■ **TASK STATEMENT**: Filter the listing and keep only the lines with the word "Người".

(Records from a data collection)

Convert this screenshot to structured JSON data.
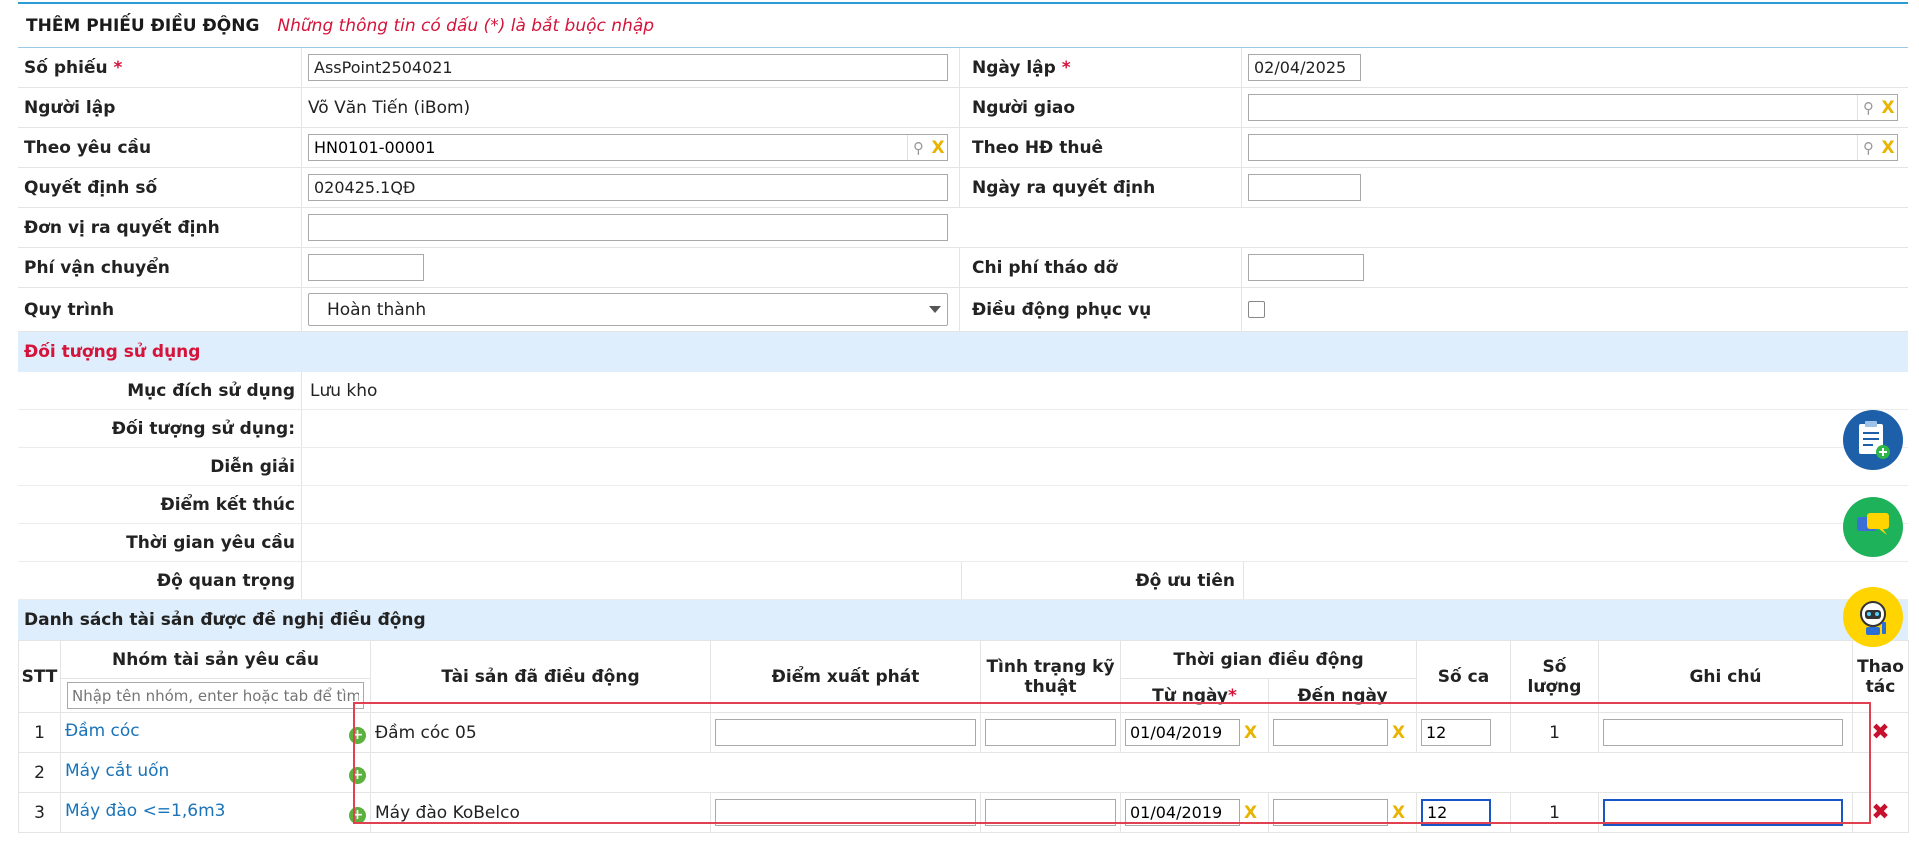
{
  "header": {
    "title": "THÊM PHIẾU ĐIỀU ĐỘNG",
    "note": "Những thông tin có dấu (*) là bắt buộc nhập"
  },
  "form": {
    "so_phieu_label": "Số phiếu",
    "so_phieu_value": "AssPoint2504021",
    "ngay_lap_label": "Ngày lập",
    "ngay_lap_value": "02/04/2025",
    "nguoi_lap_label": "Người lập",
    "nguoi_lap_value": "Võ Văn Tiến (iBom)",
    "nguoi_giao_label": "Người giao",
    "nguoi_giao_value": "",
    "theo_yeu_cau_label": "Theo yêu cầu",
    "theo_yeu_cau_value": "HN0101-00001",
    "theo_hd_thue_label": "Theo HĐ thuê",
    "theo_hd_thue_value": "",
    "quyet_dinh_so_label": "Quyết định số",
    "quyet_dinh_so_value": "020425.1QĐ",
    "ngay_ra_qd_label": "Ngày ra quyết định",
    "ngay_ra_qd_value": "",
    "don_vi_qd_label": "Đơn vị ra quyết định",
    "don_vi_qd_value": "",
    "phi_van_chuyen_label": "Phí vận chuyển",
    "phi_van_chuyen_value": "",
    "chi_phi_thao_do_label": "Chi phí tháo dỡ",
    "chi_phi_thao_do_value": "",
    "quy_trinh_label": "Quy trình",
    "quy_trinh_value": "Hoàn thành",
    "dieu_dong_phuc_vu_label": "Điều động phục vụ",
    "required_mark": "*"
  },
  "usage": {
    "section_title": "Đối tượng sử dụng",
    "muc_dich_label": "Mục đích sử dụng",
    "muc_dich_value": "Lưu kho",
    "doi_tuong_label": "Đối tượng sử dụng:",
    "dien_giai_label": "Diễn giải",
    "diem_ket_thuc_label": "Điểm kết thúc",
    "thoi_gian_yc_label": "Thời gian yêu cầu",
    "do_quan_trong_label": "Độ quan trọng",
    "do_uu_tien_label": "Độ ưu tiên"
  },
  "assets": {
    "section_title": "Danh sách tài sản được đề nghị điều động",
    "headers": {
      "stt": "STT",
      "nhom": "Nhóm tài sản yêu cầu",
      "tai_san": "Tài sản đã điều động",
      "diem_xuat_phat": "Điểm xuất phát",
      "tinh_trang": "Tình trạng kỹ thuật",
      "thoi_gian": "Thời gian điều động",
      "tu_ngay": "Từ ngày",
      "den_ngay": "Đến ngày",
      "so_ca": "Số ca",
      "so_luong": "Số lượng",
      "ghi_chu": "Ghi chú",
      "thao_tac": "Thao tác"
    },
    "filter_placeholder": "Nhập tên nhóm, enter hoặc tab để tìm!",
    "rows": [
      {
        "stt": "1",
        "group": "Đầm cóc",
        "asset": "Đầm cóc 05",
        "tu_ngay": "01/04/2019",
        "so_ca": "12",
        "so_luong": "1"
      },
      {
        "stt": "2",
        "group": "Máy cắt uốn",
        "asset": "",
        "tu_ngay": "",
        "so_ca": "",
        "so_luong": ""
      },
      {
        "stt": "3",
        "group": "Máy đào <=1,6m3",
        "asset": "Máy đào KoBelco",
        "tu_ngay": "01/04/2019",
        "so_ca": "12",
        "so_luong": "1"
      }
    ]
  },
  "colors": {
    "accent": "#2a9bd4",
    "required": "#d4143a",
    "section_bg": "#dfeefc",
    "link": "#1a73b8"
  }
}
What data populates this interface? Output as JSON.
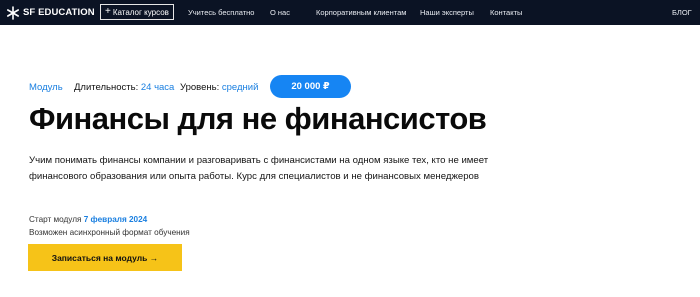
{
  "nav": {
    "logo_text": "SF EDUCATION",
    "catalog_label": "Каталог курсов",
    "links": [
      "Учитесь бесплатно",
      "О нас",
      "Корпоративным клиентам",
      "Наши эксперты",
      "Контакты"
    ],
    "blog": "БЛОГ"
  },
  "course": {
    "type": "Модуль",
    "duration_label": "Длительность:",
    "duration_value": "24 часа",
    "level_label": "Уровень:",
    "level_value": "средний",
    "price": "20 000 ₽",
    "title": "Финансы для не финансистов",
    "description": "Учим понимать финансы компании и разговаривать с финансистами на одном языке тех, кто не имеет финансового образования или опыта работы. Курс для специалистов и не финансовых менеджеров",
    "start_label": "Старт модуля",
    "start_date": "7 февраля 2024",
    "format_note": "Возможен асинхронный формат обучения",
    "enroll_label": "Записаться на модуль →"
  },
  "colors": {
    "nav_bg": "#0b1324",
    "accent_blue": "#1685f3",
    "cta_yellow": "#f6c318"
  },
  "icons": {
    "logo": "sf-snowflake-icon",
    "catalog": "plus-icon"
  }
}
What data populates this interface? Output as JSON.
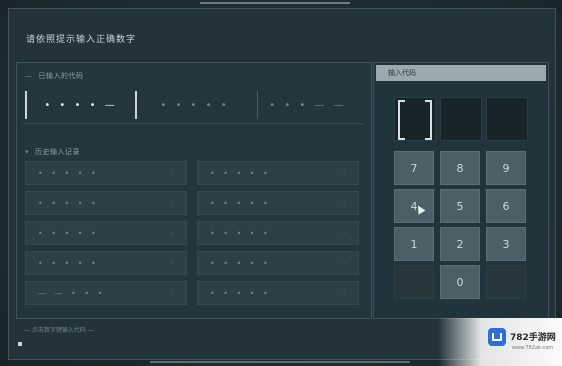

■ **CORRECT RESPONSE**:
    "nguoi_lap_label": "Người lập",
    "nguoi_giao_label": "Người giao",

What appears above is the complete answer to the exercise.